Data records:
::::::

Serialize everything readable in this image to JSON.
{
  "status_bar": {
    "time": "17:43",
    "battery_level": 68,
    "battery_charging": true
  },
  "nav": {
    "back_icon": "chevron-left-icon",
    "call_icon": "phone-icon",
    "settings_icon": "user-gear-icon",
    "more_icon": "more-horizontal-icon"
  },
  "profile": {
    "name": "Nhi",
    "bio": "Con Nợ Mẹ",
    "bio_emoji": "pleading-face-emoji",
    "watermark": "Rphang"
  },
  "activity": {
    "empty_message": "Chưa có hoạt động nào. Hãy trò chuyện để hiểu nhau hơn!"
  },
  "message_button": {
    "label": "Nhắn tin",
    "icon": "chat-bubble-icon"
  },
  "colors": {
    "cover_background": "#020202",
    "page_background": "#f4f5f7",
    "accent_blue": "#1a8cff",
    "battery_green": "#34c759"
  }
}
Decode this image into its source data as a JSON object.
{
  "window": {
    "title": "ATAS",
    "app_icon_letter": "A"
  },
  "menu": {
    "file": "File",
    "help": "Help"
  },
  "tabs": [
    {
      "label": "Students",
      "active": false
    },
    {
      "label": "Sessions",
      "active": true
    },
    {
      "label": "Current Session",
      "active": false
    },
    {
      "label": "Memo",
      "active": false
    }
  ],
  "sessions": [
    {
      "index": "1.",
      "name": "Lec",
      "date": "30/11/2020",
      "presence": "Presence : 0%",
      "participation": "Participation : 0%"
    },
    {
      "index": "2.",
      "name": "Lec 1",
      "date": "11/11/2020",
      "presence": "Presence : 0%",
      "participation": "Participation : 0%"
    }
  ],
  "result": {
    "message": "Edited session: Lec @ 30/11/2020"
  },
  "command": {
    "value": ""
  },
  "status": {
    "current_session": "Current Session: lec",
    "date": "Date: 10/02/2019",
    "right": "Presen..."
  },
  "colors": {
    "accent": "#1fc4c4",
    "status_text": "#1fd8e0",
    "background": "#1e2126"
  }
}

::::::

**Set problem:**
Write out the full listing exactly as given.

**Exercise solution:**
Serialize everything readable in this image to JSON.
{
  "status_bar": {
    "time": "17:43",
    "battery_level": 68,
    "battery_charging": true
  },
  "nav": {
    "back_icon": "chevron-left-icon",
    "call_icon": "phone-icon",
    "settings_icon": "user-gear-icon",
    "more_icon": "more-horizontal-icon"
  },
  "profile": {
    "name": "Nhi",
    "bio": "Con Nợ Mẹ",
    "bio_emoji": "pleading-face-emoji",
    "watermark": "Rphang"
  },
  "activity": {
    "empty_message": "Chưa có hoạt động nào. Hãy trò chuyện để hiểu nhau hơn!"
  },
  "message_button": {
    "label": "Nhắn tin",
    "icon": "chat-bubble-icon"
  },
  "colors": {
    "cover_background": "#020202",
    "page_background": "#f4f5f7",
    "accent_blue": "#1a8cff",
    "battery_green": "#34c759"
  }
}
Decode this image into its source data as a JSON object.
{
  "window": {
    "title": "ATAS",
    "app_icon_letter": "A"
  },
  "menu": {
    "file": "File",
    "help": "Help"
  },
  "tabs": [
    {
      "label": "Students",
      "active": false
    },
    {
      "label": "Sessions",
      "active": true
    },
    {
      "label": "Current Session",
      "active": false
    },
    {
      "label": "Memo",
      "active": false
    }
  ],
  "sessions": [
    {
      "index": "1.",
      "name": "Lec",
      "date": "30/11/2020",
      "presence": "Presence : 0%",
      "participation": "Participation : 0%"
    },
    {
      "index": "2.",
      "name": "Lec 1",
      "date": "11/11/2020",
      "presence": "Presence : 0%",
      "participation": "Participation : 0%"
    }
  ],
  "result": {
    "message": "Edited session: Lec @ 30/11/2020"
  },
  "command": {
    "value": ""
  },
  "status": {
    "current_session": "Current Session: lec",
    "date": "Date: 10/02/2019",
    "right": "Presen..."
  },
  "colors": {
    "accent": "#1fc4c4",
    "status_text": "#1fd8e0",
    "background": "#1e2126"
  }
}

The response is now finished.